Segment Start: Data under study

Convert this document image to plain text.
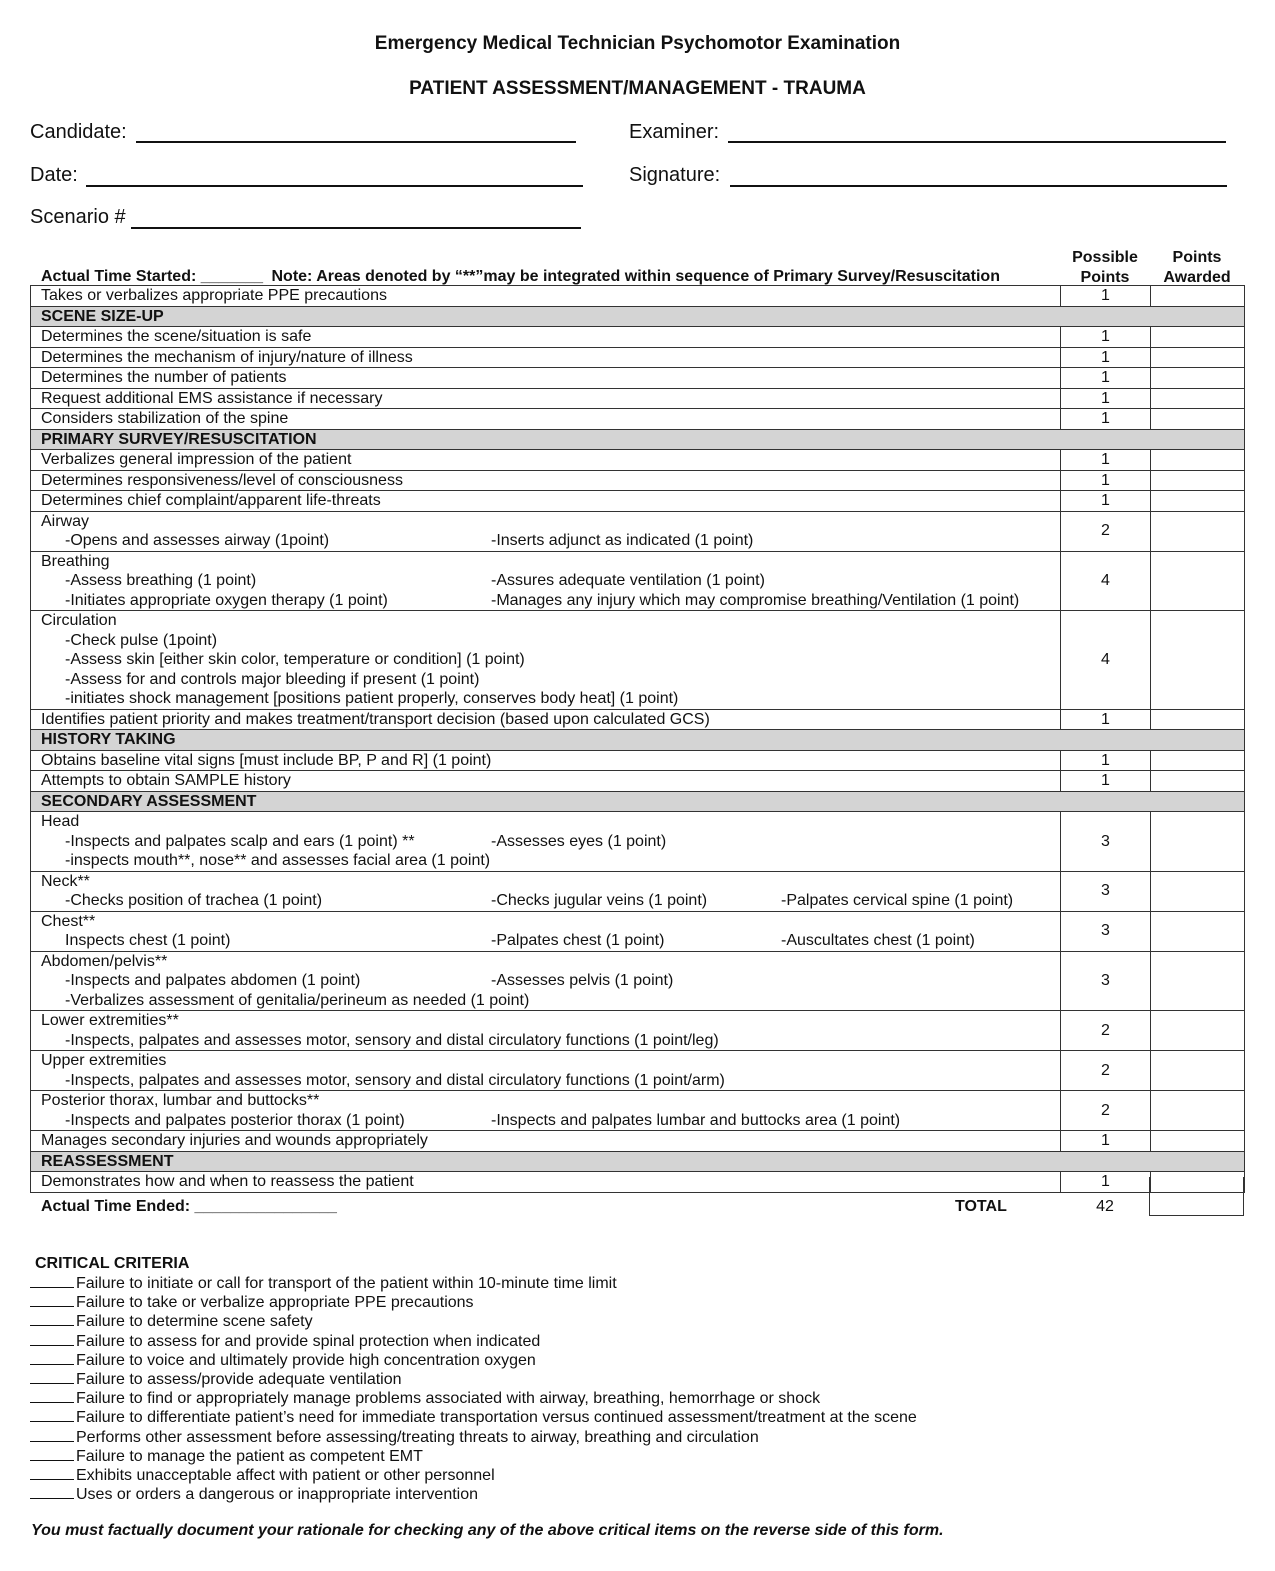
Emergency Medical Technician Psychomotor Examination
PATIENT ASSESSMENT/MANAGEMENT - TRAUMA
Candidate:	Examiner:
Date:	Signature:
Scenario #
Actual Time Started: _______ Note: Areas denoted by “**”may be integrated within sequence of Primary Survey/Resuscitation
Possible
Points
Points
Awarded
Takes or verbalizes appropriate PPE precautions	1	
SCENE SIZE-UP		

Determines the scene/situation is safe	1	

Determines the mechanism of injury/nature of illness	1	

Determines the number of patients	1	

Request additional EMS assistance if necessary	1	

Considers stabilization of the spine	1	
PRIMARY SURVEY/RESUSCITATION		

Verbalizes general impression of the patient	1	

Determines responsiveness/level of consciousness	1	

Determines chief complaint/apparent life-threats	1	

Airway
-Opens and assesses airway (1point) -Inserts adjunct as indicated (1 point)	2	

Breathing
-Assess breathing (1 point) -Assures adequate ventilation (1 point)
-Initiates appropriate oxygen therapy (1 point) -Manages any injury which may compromise breathing/Ventilation (1 point)	4	

Circulation
-Check pulse (1point)
-Assess skin [either skin color, temperature or condition] (1 point)
-Assess for and controls major bleeding if present (1 point)
-initiates shock management [positions patient properly, conserves body heat] (1 point)	4	

Identifies patient priority and makes treatment/transport decision (based upon calculated GCS)	1	
HISTORY TAKING		

Obtains baseline vital signs [must include BP, P and R] (1 point)	1	

Attempts to obtain SAMPLE history	1	
SECONDARY ASSESSMENT		

Head
-Inspects and palpates scalp and ears (1 point) ** -Assesses eyes (1 point)
-inspects mouth**, nose** and assesses facial area (1 point)	3	

Neck**
-Checks position of trachea (1 point) -Checks jugular veins (1 point) -Palpates cervical spine (1 point)	3	

Chest**
Inspects chest (1 point) -Palpates chest (1 point) -Auscultates chest (1 point)	3	

Abdomen/pelvis**
-Inspects and palpates abdomen (1 point) -Assesses pelvis (1 point)
-Verbalizes assessment of genitalia/perineum as needed (1 point)	3	

Lower extremities**
-Inspects, palpates and assesses motor, sensory and distal circulatory functions (1 point/leg)	2	

Upper extremities
-Inspects, palpates and assesses motor, sensory and distal circulatory functions (1 point/arm)	2	

Posterior thorax, lumbar and buttocks**
-Inspects and palpates posterior thorax (1 point) -Inspects and palpates lumbar and buttocks area (1 point)	2	

Manages secondary injuries and wounds appropriately	1	
REASSESSMENT		

Demonstrates how and when to reassess the patient	1	
Actual Time Ended: ________________	TOTAL	42
CRITICAL CRITERIA
Failure to initiate or call for transport of the patient within 10-minute time limit
Failure to take or verbalize appropriate PPE precautions
Failure to determine scene safety
Failure to assess for and provide spinal protection when indicated
Failure to voice and ultimately provide high concentration oxygen
Failure to assess/provide adequate ventilation
Failure to find or appropriately manage problems associated with airway, breathing, hemorrhage or shock
Failure to differentiate patient’s need for immediate transportation versus continued assessment/treatment at the scene
Performs other assessment before assessing/treating threats to airway, breathing and circulation
Failure to manage the patient as competent EMT
Exhibits unacceptable affect with patient or other personnel
Uses or orders a dangerous or inappropriate intervention
You must factually document your rationale for checking any of the above critical items on the reverse side of this form.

Segment End: Data under study

_What to work on:_
None of the pictures should be kept; reproduce all the remaining material exactly.

_Response area:_
Convert this document image to plain text.
Emergency Medical Technician Psychomotor Examination
PATIENT ASSESSMENT/MANAGEMENT - TRAUMA
Candidate:	Examiner:
Date:	Signature:
Scenario #
Actual Time Started: _______ Note: Areas denoted by “**”may be integrated within sequence of Primary Survey/Resuscitation
Possible
Points
Points
Awarded
Takes or verbalizes appropriate PPE precautions	1	
SCENE SIZE-UP		

Determines the scene/situation is safe	1	

Determines the mechanism of injury/nature of illness	1	

Determines the number of patients	1	

Request additional EMS assistance if necessary	1	

Considers stabilization of the spine	1	
PRIMARY SURVEY/RESUSCITATION		

Verbalizes general impression of the patient	1	

Determines responsiveness/level of consciousness	1	

Determines chief complaint/apparent life-threats	1	

Airway
-Opens and assesses airway (1point) -Inserts adjunct as indicated (1 point)	2	

Breathing
-Assess breathing (1 point) -Assures adequate ventilation (1 point)
-Initiates appropriate oxygen therapy (1 point) -Manages any injury which may compromise breathing/Ventilation (1 point)	4	

Circulation
-Check pulse (1point)
-Assess skin [either skin color, temperature or condition] (1 point)
-Assess for and controls major bleeding if present (1 point)
-initiates shock management [positions patient properly, conserves body heat] (1 point)	4	

Identifies patient priority and makes treatment/transport decision (based upon calculated GCS)	1	
HISTORY TAKING		

Obtains baseline vital signs [must include BP, P and R] (1 point)	1	

Attempts to obtain SAMPLE history	1	
SECONDARY ASSESSMENT		

Head
-Inspects and palpates scalp and ears (1 point) ** -Assesses eyes (1 point)
-inspects mouth**, nose** and assesses facial area (1 point)	3	

Neck**
-Checks position of trachea (1 point) -Checks jugular veins (1 point) -Palpates cervical spine (1 point)	3	

Chest**
Inspects chest (1 point) -Palpates chest (1 point) -Auscultates chest (1 point)	3	

Abdomen/pelvis**
-Inspects and palpates abdomen (1 point) -Assesses pelvis (1 point)
-Verbalizes assessment of genitalia/perineum as needed (1 point)	3	

Lower extremities**
-Inspects, palpates and assesses motor, sensory and distal circulatory functions (1 point/leg)	2	

Upper extremities
-Inspects, palpates and assesses motor, sensory and distal circulatory functions (1 point/arm)	2	

Posterior thorax, lumbar and buttocks**
-Inspects and palpates posterior thorax (1 point) -Inspects and palpates lumbar and buttocks area (1 point)	2	

Manages secondary injuries and wounds appropriately	1	
REASSESSMENT		

Demonstrates how and when to reassess the patient	1	
Actual Time Ended: ________________	TOTAL	42
CRITICAL CRITERIA
Failure to initiate or call for transport of the patient within 10-minute time limit
Failure to take or verbalize appropriate PPE precautions
Failure to determine scene safety
Failure to assess for and provide spinal protection when indicated
Failure to voice and ultimately provide high concentration oxygen
Failure to assess/provide adequate ventilation
Failure to find or appropriately manage problems associated with airway, breathing, hemorrhage or shock
Failure to differentiate patient’s need for immediate transportation versus continued assessment/treatment at the scene
Performs other assessment before assessing/treating threats to airway, breathing and circulation
Failure to manage the patient as competent EMT
Exhibits unacceptable affect with patient or other personnel
Uses or orders a dangerous or inappropriate intervention
You must factually document your rationale for checking any of the above critical items on the reverse side of this form.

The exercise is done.